Source passage:
==============================

This case raises one of the most important issues in our constitutional system: presidential accountability. The case raises the issue on two levels. First, and most obviously, the case asks whether the President can be held to account in our criminal system based on allegedly official acts while in office. On this level, the case tests a core commitment in a system of rule of law, the principle that no person is above the law. To get a small taste of why that’s important, consider just this one scenario: Trump’s counsel in the D.C. Circuit conceded that under Trump’s theory Trump would enjoy immunity even if, as President, he ordered SEAL Team 6 to assassinate a political rival, unless Congress impeached him first. (And by the way, it’s easy to see how a President could evade this check. For example, if Congress can’t impeach a former President—a position held by many in Trump’s second impeachment—a President could simply commit a crime, and immediately resign.)
Second, the case asks whether the President can be held to account through our electoral system. After all, if a President were successful in thwarting the results of an election, and if he enjoyed immunity from criminal prosecution for his efforts (as Trump claims here), he could remain in office indefinitely, despite his electoral loss.
For these reasons, this case is one of the most important cases on the structure of our government that the Court has seen in decades, and maybe ever. Here’s how 15 leading historians of the Founding era put it in their amicus brief:
The allegations against former President Trump go to the heart of the Founders’ concerns about executive power. The Framers specifically contemplated that a President might conspire with others to remain in power after the end of his term. This fear compelled them to carefully construct checks on presidential power…. The crime alleged here, a failure to respect the election of a new President, is the ultimate crime against the people, who are the basis of government.

==============================

Recorded data
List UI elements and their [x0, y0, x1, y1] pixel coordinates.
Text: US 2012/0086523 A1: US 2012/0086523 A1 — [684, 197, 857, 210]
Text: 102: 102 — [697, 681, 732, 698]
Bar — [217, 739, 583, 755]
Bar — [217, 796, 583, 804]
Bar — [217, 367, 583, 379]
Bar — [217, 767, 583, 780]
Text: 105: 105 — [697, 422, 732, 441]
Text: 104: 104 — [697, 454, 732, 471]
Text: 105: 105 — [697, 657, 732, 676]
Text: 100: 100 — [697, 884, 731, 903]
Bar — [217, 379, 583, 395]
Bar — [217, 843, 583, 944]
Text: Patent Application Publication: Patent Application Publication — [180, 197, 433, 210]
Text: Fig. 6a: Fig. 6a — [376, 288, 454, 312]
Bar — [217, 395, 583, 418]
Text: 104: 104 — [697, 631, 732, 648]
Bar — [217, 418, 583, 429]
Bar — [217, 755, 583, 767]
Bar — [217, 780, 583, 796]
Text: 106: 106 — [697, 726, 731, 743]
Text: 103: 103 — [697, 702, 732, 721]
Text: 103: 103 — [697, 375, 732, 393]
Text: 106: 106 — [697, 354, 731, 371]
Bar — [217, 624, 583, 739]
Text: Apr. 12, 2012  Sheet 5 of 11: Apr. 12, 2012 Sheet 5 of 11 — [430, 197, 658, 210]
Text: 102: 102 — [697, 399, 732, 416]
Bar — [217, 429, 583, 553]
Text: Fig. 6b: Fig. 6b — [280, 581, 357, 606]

==============================

Parts of the exercise:
A) Answer these questions using the passage on presidential accountability:
(i) What did Trump's counsel in the D.C. Circuit concede would fall under Trump's immunity theory?
(ii) How many leading historians of the Founding era wrote the amicus brief?
(iii) What does the amicus brief call the crime alleged, a failure to respect the election of a new President?
B) Pull out the part of the passage on presidential accountability starting at "Second, the case" and ending at "his electoral loss.".

Solutions in order:
A)
(i) Trump would enjoy immunity even if, as President, he ordered SEAL Team 6 to assassinate a political rival, unless Congress impeached him first.
(ii) 15.
(iii) The ultimate crime against the people, who are the basis of government.

B)
Second, the case asks whether the President can be held to account through our electoral system. After all, if a President were successful in thwarting the results of an election, and if he enjoyed immunity from criminal prosecution for his efforts (as Trump claims here), he could remain in office indefinitely, despite his electoral loss.